### RECORDS FOR THIS TASK
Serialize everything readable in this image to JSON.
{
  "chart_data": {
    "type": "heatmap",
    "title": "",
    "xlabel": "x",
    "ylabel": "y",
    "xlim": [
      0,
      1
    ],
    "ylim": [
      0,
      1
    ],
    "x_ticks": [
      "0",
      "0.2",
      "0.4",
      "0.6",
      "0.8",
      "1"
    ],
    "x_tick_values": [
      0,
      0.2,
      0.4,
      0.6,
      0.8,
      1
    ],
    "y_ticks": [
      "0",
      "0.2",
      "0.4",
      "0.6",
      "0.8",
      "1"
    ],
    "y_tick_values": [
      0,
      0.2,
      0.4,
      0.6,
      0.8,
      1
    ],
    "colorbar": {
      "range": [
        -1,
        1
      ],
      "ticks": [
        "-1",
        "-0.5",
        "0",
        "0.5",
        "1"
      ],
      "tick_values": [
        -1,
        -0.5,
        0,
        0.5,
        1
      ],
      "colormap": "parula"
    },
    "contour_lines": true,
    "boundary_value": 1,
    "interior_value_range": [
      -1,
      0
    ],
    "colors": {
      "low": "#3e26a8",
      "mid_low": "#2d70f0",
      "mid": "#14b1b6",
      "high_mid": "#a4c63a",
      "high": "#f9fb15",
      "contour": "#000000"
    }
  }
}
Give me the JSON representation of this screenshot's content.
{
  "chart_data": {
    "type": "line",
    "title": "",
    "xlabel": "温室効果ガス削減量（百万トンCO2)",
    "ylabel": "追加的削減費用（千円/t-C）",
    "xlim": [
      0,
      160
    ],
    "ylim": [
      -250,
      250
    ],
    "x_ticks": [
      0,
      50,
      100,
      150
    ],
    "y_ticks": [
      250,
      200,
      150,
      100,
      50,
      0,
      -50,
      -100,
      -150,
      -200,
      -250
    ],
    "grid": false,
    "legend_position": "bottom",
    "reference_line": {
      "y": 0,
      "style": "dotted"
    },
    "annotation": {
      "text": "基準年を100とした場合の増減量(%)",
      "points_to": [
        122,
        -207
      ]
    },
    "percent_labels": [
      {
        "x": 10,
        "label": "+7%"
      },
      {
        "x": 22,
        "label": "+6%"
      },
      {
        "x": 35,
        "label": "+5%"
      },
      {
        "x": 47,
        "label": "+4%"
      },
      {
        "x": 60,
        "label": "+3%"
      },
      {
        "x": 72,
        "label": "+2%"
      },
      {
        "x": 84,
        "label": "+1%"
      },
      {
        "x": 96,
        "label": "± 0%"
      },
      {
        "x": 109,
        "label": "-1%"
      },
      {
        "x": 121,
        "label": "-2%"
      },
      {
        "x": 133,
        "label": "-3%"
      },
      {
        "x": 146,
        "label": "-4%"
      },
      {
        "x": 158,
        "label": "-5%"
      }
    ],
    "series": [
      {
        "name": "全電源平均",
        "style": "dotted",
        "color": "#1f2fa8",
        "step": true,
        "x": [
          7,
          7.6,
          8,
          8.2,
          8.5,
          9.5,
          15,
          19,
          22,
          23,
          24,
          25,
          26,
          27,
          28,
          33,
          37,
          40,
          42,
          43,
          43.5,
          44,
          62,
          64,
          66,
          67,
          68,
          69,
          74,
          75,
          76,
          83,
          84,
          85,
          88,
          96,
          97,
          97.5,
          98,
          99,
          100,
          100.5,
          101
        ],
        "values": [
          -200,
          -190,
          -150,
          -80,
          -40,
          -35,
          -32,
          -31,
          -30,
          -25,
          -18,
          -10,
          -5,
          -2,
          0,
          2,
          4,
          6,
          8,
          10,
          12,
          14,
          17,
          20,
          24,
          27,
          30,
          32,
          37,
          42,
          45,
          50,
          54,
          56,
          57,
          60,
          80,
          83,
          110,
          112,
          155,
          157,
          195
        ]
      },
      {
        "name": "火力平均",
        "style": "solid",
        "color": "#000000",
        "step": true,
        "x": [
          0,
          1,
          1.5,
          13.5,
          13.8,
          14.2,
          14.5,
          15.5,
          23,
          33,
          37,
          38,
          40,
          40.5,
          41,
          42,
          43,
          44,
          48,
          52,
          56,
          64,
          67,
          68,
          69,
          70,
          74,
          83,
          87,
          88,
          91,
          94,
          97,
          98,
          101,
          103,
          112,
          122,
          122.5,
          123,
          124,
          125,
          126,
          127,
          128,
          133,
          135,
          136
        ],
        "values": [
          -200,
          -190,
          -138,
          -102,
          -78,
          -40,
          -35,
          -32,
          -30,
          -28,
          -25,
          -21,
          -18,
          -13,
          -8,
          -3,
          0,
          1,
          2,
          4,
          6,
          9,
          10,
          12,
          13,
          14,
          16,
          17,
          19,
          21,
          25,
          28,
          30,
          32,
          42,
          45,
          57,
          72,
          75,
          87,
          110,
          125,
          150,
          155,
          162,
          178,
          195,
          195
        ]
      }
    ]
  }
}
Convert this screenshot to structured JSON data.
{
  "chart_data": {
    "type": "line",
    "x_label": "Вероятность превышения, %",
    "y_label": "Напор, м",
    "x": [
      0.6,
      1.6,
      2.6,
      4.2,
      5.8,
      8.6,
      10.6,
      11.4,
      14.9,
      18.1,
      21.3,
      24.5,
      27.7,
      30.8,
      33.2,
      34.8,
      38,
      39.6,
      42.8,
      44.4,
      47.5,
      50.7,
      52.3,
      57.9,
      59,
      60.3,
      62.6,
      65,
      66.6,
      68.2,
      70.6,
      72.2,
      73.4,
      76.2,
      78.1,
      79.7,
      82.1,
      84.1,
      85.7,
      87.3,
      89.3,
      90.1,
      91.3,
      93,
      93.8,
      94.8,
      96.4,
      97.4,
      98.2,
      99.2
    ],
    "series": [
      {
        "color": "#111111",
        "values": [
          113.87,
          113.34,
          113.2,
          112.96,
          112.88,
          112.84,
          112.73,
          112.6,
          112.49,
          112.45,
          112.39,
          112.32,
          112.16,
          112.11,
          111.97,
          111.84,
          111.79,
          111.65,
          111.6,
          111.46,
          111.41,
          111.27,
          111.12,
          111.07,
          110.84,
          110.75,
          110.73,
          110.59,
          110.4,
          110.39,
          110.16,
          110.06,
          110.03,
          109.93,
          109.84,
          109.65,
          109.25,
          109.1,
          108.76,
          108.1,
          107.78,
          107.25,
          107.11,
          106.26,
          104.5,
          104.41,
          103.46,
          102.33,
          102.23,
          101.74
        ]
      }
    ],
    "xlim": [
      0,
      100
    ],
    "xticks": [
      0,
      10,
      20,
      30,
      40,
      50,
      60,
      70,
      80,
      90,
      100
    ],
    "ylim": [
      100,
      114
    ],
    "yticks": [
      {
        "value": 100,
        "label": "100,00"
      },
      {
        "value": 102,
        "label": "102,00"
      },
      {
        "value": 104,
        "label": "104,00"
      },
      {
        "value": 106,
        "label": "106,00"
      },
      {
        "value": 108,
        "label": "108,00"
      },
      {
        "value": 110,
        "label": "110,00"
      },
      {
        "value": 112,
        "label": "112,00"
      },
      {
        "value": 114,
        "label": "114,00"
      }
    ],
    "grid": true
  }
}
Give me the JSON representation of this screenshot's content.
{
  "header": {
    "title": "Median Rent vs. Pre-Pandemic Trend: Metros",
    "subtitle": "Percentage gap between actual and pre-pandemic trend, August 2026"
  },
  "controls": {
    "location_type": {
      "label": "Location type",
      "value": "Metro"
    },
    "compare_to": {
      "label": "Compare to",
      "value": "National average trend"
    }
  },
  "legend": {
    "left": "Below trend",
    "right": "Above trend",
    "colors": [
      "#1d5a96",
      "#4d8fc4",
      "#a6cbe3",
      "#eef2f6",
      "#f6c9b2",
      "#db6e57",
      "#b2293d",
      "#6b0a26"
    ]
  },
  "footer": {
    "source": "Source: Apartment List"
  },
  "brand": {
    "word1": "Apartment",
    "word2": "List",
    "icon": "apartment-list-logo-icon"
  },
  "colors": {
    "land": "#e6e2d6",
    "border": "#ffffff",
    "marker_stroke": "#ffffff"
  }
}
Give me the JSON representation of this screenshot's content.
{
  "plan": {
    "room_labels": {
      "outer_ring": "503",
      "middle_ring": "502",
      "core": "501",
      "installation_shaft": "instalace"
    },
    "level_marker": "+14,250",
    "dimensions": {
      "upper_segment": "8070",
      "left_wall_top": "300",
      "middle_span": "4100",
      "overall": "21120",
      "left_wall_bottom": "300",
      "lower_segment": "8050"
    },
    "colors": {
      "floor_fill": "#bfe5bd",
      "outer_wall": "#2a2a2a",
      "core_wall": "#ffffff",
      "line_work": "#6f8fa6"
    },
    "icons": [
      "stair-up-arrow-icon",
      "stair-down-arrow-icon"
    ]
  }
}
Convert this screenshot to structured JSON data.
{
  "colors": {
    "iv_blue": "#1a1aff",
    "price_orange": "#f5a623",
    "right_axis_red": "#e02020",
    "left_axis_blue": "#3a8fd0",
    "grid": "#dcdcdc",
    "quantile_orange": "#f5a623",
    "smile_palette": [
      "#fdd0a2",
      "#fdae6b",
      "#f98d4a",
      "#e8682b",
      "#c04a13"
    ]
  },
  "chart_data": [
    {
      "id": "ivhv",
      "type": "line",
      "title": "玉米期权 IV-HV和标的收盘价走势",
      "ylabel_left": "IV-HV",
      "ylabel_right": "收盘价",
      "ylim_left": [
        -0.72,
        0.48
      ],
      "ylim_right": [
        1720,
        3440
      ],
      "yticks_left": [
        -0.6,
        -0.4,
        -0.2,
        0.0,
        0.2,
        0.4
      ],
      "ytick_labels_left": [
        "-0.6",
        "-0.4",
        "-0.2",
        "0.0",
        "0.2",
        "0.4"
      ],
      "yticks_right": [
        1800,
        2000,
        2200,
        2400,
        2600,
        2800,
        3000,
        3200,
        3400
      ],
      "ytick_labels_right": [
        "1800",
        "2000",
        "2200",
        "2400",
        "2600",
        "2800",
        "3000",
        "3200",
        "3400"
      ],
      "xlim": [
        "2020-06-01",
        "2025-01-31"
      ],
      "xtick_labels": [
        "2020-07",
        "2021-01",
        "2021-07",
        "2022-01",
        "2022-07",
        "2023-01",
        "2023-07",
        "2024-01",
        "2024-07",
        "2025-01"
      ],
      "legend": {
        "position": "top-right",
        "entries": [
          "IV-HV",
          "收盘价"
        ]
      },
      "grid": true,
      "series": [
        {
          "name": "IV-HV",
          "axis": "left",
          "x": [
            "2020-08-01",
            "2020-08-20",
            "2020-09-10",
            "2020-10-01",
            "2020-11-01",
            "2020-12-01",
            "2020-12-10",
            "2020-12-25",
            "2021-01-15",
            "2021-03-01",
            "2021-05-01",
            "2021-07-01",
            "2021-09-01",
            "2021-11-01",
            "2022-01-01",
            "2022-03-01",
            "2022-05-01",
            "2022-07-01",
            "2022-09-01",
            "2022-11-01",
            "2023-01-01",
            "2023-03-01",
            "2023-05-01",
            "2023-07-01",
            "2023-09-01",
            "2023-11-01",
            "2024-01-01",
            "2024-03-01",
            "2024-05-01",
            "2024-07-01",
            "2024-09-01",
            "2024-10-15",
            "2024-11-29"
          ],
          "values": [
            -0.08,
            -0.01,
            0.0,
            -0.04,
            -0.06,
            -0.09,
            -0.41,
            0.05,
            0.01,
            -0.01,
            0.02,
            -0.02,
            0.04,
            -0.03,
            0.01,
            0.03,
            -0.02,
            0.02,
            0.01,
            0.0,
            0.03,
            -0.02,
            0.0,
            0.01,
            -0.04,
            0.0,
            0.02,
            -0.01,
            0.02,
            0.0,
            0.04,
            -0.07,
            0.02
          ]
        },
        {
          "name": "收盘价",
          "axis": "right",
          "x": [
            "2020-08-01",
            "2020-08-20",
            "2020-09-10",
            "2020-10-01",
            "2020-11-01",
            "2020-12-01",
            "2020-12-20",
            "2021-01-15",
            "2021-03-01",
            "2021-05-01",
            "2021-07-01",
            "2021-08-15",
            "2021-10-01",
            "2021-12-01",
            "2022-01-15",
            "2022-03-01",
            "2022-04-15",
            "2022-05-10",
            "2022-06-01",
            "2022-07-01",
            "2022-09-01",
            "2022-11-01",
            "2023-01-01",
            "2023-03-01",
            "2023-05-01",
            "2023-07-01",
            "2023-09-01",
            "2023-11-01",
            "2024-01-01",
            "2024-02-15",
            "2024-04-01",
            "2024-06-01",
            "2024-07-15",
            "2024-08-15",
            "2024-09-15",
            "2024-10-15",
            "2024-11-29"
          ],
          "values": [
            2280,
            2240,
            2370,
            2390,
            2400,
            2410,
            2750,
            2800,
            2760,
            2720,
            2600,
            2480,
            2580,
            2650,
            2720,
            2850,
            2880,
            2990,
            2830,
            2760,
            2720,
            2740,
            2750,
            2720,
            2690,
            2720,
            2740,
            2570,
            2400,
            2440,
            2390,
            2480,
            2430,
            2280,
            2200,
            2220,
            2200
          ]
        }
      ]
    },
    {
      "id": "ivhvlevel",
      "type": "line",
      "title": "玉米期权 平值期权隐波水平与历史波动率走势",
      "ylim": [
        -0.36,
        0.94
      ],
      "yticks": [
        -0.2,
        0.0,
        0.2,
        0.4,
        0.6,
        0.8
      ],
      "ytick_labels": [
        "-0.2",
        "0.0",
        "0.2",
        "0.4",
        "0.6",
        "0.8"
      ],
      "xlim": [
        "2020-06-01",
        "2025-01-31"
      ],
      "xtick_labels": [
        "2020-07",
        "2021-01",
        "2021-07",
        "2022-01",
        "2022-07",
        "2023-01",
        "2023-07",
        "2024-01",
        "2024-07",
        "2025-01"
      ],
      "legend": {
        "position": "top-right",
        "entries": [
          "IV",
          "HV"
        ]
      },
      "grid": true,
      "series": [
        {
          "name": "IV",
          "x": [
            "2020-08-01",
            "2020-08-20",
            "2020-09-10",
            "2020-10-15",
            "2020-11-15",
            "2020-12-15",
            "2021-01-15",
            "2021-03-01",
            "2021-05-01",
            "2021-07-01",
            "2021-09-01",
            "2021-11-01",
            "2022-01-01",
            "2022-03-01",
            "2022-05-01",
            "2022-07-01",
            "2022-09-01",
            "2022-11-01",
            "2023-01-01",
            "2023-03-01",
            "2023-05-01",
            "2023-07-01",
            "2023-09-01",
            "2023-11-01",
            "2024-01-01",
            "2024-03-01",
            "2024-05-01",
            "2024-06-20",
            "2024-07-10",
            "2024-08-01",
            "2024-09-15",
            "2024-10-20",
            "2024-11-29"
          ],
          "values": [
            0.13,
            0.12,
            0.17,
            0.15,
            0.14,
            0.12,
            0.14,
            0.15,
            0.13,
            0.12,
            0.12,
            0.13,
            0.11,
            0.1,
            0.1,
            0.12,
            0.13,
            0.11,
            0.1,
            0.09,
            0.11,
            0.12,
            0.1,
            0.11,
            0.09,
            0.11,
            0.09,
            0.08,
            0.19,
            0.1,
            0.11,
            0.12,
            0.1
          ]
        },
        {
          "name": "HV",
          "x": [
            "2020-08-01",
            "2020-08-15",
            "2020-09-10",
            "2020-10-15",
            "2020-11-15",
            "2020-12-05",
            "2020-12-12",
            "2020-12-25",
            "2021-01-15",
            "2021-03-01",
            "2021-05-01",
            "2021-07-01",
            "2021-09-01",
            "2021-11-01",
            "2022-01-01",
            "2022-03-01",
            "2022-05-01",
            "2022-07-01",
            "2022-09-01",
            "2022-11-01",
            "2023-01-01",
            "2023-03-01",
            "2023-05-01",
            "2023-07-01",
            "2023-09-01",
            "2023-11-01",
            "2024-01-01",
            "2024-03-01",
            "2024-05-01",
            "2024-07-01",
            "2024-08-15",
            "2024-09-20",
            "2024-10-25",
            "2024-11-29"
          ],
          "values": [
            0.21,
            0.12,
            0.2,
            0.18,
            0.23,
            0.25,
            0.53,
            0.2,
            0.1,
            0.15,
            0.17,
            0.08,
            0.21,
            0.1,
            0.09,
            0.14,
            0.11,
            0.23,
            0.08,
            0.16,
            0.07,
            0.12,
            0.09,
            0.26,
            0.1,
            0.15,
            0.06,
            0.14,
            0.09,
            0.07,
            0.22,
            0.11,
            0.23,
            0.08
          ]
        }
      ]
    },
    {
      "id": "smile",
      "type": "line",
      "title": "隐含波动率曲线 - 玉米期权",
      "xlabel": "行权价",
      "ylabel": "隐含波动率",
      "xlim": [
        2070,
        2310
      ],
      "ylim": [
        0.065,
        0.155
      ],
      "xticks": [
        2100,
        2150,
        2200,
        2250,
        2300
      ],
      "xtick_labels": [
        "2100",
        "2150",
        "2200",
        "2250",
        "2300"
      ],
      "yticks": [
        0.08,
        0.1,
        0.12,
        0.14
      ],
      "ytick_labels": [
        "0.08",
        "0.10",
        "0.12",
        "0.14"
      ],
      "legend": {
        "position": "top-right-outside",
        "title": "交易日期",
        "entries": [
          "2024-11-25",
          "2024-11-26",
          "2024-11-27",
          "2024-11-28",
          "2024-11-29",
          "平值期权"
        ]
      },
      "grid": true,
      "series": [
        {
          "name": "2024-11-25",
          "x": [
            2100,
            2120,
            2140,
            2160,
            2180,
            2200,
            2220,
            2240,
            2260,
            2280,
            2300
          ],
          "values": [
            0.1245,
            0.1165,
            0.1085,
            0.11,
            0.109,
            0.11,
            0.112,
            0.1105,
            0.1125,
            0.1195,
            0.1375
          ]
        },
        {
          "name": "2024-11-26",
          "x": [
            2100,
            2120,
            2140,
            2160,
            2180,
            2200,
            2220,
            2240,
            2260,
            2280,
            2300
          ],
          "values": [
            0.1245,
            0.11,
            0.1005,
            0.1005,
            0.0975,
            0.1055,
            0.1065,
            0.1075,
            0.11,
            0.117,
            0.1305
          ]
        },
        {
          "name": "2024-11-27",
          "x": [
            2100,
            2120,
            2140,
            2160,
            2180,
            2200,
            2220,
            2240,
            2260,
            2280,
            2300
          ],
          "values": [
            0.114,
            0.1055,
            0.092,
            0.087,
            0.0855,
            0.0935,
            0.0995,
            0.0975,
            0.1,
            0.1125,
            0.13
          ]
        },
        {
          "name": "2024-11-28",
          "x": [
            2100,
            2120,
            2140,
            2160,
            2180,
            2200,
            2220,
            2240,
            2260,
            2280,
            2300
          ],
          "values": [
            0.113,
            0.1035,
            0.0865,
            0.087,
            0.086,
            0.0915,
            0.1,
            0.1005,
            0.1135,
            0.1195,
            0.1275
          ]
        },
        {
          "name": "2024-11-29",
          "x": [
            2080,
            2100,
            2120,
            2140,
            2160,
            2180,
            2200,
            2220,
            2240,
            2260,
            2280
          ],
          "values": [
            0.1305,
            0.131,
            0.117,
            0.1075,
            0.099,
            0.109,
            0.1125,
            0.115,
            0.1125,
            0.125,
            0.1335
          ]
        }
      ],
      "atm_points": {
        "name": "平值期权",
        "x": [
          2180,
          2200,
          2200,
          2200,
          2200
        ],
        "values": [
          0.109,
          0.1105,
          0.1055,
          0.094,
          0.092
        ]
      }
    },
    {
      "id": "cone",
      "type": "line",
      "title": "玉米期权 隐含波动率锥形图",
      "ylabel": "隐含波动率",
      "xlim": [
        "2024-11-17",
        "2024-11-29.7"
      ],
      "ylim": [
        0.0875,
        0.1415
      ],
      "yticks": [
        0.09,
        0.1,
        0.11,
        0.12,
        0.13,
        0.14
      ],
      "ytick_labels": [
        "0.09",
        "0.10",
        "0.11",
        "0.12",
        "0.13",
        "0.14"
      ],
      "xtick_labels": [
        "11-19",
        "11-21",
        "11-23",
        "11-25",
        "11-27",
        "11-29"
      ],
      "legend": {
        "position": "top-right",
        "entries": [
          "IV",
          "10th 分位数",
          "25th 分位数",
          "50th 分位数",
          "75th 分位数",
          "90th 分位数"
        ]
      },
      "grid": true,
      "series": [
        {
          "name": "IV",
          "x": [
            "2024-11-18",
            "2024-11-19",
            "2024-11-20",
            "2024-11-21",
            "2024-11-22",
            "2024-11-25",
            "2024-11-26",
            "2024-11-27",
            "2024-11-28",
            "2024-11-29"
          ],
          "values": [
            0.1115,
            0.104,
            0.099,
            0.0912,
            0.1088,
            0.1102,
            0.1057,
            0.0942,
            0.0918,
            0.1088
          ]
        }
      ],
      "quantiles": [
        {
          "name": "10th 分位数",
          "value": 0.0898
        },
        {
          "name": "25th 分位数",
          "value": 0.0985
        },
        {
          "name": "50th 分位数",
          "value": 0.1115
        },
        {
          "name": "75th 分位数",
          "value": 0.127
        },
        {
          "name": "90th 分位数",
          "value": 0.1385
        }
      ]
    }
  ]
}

### TASK REQUIREMENTS
Determine how many lines in the records contain "ffffff", and reply with the number only.

### SOLUTION FOR THIS TASK
3